**TASK GOAL**.
Rewrite the passage on compression formats below from "xz compression format" up to and including "versatility and efficiency.", renaming "XZ Utils" to "the xz toolkit" wherever it occurs in that span.

GZip means GNU zip, and uses the deflate algorithm for compression, which is one of the available algorithms for zip described above.
It was created in 1992 by Jean-loup Gailly and Mark Adler for the GNU Project.
Gzip Examples
# stores all the files and it compresses them using gzip
# "-z" parameter means use gzip compressor
tar -czf all-files-and-child-files.tar.gz *
# compresses files using the maximum compression option
tar -c * | gzip -9 > all-files-and-child-files.tar.gz
# list the files of tar.gz file in detailed format
tar -tvf all-files-and-child-files.tar.gz
# extracts the files of the tar.gz file
tar -xf my-tar-file.tar.gz
Bzip2
bzip2 offers better compression ratios than gzip, but it’s slower.
Bzip2 command will replace the original file when during the compression mode, to prevent this, you can use it with tar
or with cat
.
It was created 1996 by Julian Seward, and it uses the Burrows-Wheeler transform and Huffman coding.
Bzip2 Examples
# stores all the files and it compresses them using bzip2
# "-j" parameter means use bzip2 compressor
tar -cjf files-and-child-files.tar.bz2 *
# compresses files using the maximum compression option
# this has almost no effect in this format
tar -c * | bzip2 -9 > files-and-child-files.tar.bz2
# compresses a file and replaces it with the compressed version
bzip2 my-file.tar.bz2
# list the files of tar.bz2 file in detailed format
tar -tvf files-and-child-files.tar.bz2
# extracts the files of the tar.bz2 file
tar -xf files-and-child-files.tar.bz2
Xz
xz has an excellent compression ratio, often better than both gzip and bzip2, and it’s more efficient than bzip2, offering a good balance between compression ratio and performance.
xz was created in 2009 by Lasse Collin, and it uses the LZMA algorithm, which originated from 7-Zip.
xz compression format became infamous due the XZ Utils backdoor attack, which was a significant security incident discovered in March 2024, if it hadn’t been detected it would have allowed unauthorized access to systems that used the compromised version of XZ Utils. The attack failed, and it never made it to the publicly released version of Ubuntu.
Xz Examples
# stores all the files and it compresses them using xz
# "-J" parameter means use xz compressor
tar -cJf files-and-child-files.tar.xz *
# compresses files using the maximum compression option
tar -c * | xz -9 > files-and-child-files.tar.xz
# list the files of tar.xz file in detailed format
tar -tvf files-and-child-files.tar.xz
# extracts the files of the tar.xz file
tar -xf files-and-child-files.tar.xz
Zstd
zstd is increasingly popular in various applications due to its versatility and efficiency.
It’s known for very fast compression and decompression speeds while still achieving strong compression ratios.
It was created in 2015 at Facebook.
Zstd Examples
# stores all the files and it compresses them using zstd
tar --zstd -cf files-and-child-files.tar.zst *
# compresses files using the maximum compression option
tar -c * | zstd -19 > files-and-child-files.tar.zst
# list the files of tar.zst file in detailed format
tar -tvf files-and-child-files.tar.zst
# extracts the files of the tar.zst file
tar -xf files-and-child-files.tar.zst
Timeline
- 1979: tar (AT&T Bell Labs)

**DATASET EXTRACT**.
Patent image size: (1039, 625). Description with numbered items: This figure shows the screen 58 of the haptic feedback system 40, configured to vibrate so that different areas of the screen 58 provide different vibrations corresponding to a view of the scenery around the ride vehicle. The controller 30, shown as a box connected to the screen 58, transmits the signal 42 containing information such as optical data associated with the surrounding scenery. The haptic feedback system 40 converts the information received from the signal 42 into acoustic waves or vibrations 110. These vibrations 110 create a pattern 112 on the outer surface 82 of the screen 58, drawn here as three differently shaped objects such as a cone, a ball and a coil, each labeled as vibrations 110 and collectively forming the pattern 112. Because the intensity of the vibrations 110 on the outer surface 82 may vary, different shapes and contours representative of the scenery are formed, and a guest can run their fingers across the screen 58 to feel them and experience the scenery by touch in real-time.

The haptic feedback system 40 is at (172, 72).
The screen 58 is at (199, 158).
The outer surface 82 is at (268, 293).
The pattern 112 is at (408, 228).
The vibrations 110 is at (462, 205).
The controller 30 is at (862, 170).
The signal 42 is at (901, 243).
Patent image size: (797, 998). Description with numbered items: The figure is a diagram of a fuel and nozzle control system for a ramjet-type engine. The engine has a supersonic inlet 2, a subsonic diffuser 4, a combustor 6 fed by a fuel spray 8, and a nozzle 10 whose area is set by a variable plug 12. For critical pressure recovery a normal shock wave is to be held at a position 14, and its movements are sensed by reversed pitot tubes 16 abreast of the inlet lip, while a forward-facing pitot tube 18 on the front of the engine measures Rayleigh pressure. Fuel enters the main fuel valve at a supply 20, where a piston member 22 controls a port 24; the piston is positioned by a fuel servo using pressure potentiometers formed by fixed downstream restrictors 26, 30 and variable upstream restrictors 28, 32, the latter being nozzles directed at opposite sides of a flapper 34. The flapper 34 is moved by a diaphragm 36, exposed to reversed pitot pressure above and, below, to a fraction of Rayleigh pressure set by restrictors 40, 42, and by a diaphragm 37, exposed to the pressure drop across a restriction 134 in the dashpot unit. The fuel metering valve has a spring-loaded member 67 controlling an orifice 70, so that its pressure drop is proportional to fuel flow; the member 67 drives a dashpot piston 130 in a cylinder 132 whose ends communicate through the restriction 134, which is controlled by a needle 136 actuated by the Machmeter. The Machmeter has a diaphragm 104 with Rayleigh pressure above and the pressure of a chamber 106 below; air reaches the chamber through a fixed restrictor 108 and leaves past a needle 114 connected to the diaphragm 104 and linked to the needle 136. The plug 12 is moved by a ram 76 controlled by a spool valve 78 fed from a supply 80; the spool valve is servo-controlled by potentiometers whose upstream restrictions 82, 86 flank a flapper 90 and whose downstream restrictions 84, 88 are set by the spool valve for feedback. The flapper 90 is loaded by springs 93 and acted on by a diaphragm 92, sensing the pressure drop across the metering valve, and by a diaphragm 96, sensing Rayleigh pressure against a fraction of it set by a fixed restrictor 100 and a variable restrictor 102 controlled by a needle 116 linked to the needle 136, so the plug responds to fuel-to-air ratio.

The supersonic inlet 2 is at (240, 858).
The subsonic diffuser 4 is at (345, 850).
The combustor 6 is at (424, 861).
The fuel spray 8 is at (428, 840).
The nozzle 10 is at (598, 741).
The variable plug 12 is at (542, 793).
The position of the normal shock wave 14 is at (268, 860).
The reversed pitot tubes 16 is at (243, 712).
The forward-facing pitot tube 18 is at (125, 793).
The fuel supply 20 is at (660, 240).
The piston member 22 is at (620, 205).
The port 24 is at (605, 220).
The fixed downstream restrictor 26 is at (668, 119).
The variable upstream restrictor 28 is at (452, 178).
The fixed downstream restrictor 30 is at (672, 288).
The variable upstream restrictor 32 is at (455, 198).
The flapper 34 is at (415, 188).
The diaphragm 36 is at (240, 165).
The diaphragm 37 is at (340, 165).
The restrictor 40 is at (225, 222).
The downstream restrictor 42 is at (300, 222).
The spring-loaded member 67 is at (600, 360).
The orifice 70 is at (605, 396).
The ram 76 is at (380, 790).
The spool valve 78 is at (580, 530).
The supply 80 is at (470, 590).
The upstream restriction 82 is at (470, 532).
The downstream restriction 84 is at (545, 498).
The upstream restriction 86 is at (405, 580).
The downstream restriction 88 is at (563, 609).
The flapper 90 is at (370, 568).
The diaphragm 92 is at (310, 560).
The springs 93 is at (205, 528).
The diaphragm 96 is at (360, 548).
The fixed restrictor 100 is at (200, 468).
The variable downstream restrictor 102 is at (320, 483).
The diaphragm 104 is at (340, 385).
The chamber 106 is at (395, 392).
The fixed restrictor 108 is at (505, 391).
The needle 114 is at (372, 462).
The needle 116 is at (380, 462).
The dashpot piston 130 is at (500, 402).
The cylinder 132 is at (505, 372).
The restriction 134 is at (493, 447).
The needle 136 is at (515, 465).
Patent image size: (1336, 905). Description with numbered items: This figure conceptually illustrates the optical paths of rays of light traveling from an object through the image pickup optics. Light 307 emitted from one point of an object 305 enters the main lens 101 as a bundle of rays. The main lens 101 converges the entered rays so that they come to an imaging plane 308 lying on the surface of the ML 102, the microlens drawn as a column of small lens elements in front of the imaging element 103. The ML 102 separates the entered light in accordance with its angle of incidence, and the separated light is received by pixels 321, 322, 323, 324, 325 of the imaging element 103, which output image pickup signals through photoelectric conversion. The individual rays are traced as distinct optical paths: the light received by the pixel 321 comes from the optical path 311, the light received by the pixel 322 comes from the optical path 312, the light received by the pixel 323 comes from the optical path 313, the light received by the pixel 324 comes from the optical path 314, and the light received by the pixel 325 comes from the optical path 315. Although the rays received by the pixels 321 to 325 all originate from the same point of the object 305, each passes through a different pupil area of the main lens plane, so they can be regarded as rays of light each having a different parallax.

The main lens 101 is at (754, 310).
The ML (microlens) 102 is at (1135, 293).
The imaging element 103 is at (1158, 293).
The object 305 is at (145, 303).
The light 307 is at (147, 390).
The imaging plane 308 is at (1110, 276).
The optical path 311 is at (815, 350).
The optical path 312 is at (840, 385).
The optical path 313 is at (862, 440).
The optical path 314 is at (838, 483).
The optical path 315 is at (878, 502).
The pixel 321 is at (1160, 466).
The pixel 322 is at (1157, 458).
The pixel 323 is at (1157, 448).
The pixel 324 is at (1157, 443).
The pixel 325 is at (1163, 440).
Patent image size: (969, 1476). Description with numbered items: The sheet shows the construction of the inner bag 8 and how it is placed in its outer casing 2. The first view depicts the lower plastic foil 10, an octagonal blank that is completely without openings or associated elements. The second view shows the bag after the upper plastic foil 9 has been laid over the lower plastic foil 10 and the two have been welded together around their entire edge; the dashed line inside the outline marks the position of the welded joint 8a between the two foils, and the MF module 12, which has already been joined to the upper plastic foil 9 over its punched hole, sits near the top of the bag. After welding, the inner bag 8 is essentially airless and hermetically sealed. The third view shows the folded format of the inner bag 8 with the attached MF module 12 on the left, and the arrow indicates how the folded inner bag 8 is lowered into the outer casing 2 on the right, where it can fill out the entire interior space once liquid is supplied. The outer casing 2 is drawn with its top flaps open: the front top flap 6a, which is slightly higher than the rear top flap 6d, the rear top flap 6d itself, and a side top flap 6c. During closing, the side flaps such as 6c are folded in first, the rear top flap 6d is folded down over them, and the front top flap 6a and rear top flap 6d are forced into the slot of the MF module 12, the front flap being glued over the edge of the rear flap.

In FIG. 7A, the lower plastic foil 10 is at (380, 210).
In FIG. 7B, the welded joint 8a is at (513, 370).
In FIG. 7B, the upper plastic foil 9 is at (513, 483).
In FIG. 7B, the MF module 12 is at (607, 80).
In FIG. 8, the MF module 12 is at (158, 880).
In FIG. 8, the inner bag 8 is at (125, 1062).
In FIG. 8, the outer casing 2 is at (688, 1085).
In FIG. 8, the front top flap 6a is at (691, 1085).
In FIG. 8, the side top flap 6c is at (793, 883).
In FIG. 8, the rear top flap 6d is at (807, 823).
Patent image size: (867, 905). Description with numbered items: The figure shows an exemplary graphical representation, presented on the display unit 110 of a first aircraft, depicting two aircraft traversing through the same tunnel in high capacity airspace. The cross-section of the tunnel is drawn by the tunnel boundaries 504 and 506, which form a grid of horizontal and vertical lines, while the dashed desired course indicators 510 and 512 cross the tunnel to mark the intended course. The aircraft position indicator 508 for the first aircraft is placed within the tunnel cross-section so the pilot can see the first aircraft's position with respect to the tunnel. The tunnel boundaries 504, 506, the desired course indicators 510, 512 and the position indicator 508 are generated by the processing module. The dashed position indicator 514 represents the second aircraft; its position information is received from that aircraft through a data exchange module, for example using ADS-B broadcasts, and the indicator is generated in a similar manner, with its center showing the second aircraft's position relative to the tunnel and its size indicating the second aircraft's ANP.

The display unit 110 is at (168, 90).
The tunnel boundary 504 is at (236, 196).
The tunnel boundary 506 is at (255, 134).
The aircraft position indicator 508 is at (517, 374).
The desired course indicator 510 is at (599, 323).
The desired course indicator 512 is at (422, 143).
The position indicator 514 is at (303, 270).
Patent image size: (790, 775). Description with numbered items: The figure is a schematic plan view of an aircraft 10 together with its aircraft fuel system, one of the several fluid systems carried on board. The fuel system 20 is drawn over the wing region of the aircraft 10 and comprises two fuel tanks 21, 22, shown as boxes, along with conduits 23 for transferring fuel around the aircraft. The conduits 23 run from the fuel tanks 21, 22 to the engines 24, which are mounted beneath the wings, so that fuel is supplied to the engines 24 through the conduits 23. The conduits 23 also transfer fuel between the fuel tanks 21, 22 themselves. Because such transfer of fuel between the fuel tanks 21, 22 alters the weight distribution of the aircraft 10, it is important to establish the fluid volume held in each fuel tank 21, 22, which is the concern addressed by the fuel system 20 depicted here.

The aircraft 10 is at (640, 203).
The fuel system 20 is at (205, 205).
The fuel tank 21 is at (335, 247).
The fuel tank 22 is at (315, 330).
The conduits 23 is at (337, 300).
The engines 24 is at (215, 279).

**RESULT FOR THIS TASK**.
xz compression format became infamous due the the xz toolkit backdoor attack, which was a significant security incident discovered in March 2024, if it hadn’t been detected it would have allowed unauthorized access to systems that used the compromised version of the xz toolkit. The attack failed, and it never made it to the publicly released version of Ubuntu.
Xz Examples
# stores all the files and it compresses them using xz
# "-J" parameter means use xz compressor
tar -cJf files-and-child-files.tar.xz *
# compresses files using the maximum compression option
tar -c * | xz -9 > files-and-child-files.tar.xz
# list the files of tar.xz file in detailed format
tar -tvf files-and-child-files.tar.xz
# extracts the files of the tar.xz file
tar -xf files-and-child-files.tar.xz
Zstd
zstd is increasingly popular in various applications due to its versatility and efficiency.